─── Records for the task ───

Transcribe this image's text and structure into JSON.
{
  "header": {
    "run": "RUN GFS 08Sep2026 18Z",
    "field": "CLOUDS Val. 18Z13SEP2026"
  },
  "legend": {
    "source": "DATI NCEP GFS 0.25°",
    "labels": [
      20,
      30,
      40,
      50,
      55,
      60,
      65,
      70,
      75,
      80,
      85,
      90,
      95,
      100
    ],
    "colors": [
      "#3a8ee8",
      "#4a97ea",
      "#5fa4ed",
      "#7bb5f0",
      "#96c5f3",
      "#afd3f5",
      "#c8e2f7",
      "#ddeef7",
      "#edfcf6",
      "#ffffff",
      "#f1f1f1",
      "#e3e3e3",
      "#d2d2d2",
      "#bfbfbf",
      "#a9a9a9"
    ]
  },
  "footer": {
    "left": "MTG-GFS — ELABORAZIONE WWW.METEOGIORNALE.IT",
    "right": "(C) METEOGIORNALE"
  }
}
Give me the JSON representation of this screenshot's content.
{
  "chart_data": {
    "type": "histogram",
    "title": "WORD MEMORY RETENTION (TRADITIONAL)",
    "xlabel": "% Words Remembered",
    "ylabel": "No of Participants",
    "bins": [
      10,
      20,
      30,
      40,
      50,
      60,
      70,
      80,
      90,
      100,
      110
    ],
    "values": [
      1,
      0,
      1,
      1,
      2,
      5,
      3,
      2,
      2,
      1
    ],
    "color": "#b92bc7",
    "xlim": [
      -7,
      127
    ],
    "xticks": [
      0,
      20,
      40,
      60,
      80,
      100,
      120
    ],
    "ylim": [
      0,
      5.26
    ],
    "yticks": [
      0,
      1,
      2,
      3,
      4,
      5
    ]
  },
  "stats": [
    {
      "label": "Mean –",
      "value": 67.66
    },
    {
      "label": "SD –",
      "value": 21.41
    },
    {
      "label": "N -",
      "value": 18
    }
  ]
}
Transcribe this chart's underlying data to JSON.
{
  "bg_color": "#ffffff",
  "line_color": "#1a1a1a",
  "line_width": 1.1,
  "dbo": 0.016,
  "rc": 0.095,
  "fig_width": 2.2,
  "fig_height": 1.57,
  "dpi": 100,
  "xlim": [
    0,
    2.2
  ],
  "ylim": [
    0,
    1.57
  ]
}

───

Produce a verbatim transcription of the entries above.

> _Complete answer_
Transcribe this image's text and structure into JSON.
{
  "header": {
    "run": "RUN GFS 08Sep2026 18Z",
    "field": "CLOUDS Val. 18Z13SEP2026"
  },
  "legend": {
    "source": "DATI NCEP GFS 0.25°",
    "labels": [
      20,
      30,
      40,
      50,
      55,
      60,
      65,
      70,
      75,
      80,
      85,
      90,
      95,
      100
    ],
    "colors": [
      "#3a8ee8",
      "#4a97ea",
      "#5fa4ed",
      "#7bb5f0",
      "#96c5f3",
      "#afd3f5",
      "#c8e2f7",
      "#ddeef7",
      "#edfcf6",
      "#ffffff",
      "#f1f1f1",
      "#e3e3e3",
      "#d2d2d2",
      "#bfbfbf",
      "#a9a9a9"
    ]
  },
  "footer": {
    "left": "MTG-GFS — ELABORAZIONE WWW.METEOGIORNALE.IT",
    "right": "(C) METEOGIORNALE"
  }
}
Give me the JSON representation of this screenshot's content.
{
  "chart_data": {
    "type": "histogram",
    "title": "WORD MEMORY RETENTION (TRADITIONAL)",
    "xlabel": "% Words Remembered",
    "ylabel": "No of Participants",
    "bins": [
      10,
      20,
      30,
      40,
      50,
      60,
      70,
      80,
      90,
      100,
      110
    ],
    "values": [
      1,
      0,
      1,
      1,
      2,
      5,
      3,
      2,
      2,
      1
    ],
    "color": "#b92bc7",
    "xlim": [
      -7,
      127
    ],
    "xticks": [
      0,
      20,
      40,
      60,
      80,
      100,
      120
    ],
    "ylim": [
      0,
      5.26
    ],
    "yticks": [
      0,
      1,
      2,
      3,
      4,
      5
    ]
  },
  "stats": [
    {
      "label": "Mean –",
      "value": 67.66
    },
    {
      "label": "SD –",
      "value": 21.41
    },
    {
      "label": "N -",
      "value": 18
    }
  ]
}
Transcribe this chart's underlying data to JSON.
{
  "bg_color": "#ffffff",
  "line_color": "#1a1a1a",
  "line_width": 1.1,
  "dbo": 0.016,
  "rc": 0.095,
  "fig_width": 2.2,
  "fig_height": 1.57,
  "dpi": 100,
  "xlim": [
    0,
    2.2
  ],
  "ylim": [
    0,
    1.57
  ]
}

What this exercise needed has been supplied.